Give only the number of lines in the listing below where the string "Управление" occurs.

+---+

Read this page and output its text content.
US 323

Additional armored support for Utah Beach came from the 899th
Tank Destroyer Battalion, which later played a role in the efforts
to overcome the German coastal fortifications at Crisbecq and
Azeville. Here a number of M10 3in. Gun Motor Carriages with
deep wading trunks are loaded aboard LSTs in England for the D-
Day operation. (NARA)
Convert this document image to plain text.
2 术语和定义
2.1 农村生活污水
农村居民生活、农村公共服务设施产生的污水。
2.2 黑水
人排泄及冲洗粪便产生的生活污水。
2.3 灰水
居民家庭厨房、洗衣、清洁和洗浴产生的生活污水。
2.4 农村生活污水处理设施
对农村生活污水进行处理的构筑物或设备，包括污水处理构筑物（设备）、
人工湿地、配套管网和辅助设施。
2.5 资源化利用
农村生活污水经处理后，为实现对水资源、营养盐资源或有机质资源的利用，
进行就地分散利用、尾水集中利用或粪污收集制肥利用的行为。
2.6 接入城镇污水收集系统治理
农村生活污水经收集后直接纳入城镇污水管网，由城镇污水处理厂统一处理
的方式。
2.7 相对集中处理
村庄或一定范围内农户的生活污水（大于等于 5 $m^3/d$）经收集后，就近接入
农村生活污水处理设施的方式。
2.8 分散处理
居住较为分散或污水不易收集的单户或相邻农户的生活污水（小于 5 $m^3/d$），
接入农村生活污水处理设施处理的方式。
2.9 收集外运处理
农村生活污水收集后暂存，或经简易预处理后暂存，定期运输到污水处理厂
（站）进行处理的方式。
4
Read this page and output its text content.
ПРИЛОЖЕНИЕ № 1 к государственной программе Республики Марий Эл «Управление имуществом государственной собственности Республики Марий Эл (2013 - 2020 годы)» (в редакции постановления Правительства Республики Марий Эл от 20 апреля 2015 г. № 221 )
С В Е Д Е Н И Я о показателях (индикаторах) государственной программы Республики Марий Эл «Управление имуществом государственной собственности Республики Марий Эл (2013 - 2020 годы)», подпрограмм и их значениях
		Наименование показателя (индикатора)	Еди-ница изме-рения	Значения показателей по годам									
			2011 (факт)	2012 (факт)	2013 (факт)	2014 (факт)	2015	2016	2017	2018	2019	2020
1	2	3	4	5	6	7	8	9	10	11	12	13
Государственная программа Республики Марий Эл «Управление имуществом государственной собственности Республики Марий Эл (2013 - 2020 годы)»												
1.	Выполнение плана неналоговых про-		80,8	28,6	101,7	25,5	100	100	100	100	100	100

+---+

■ **THE REPLY**: 3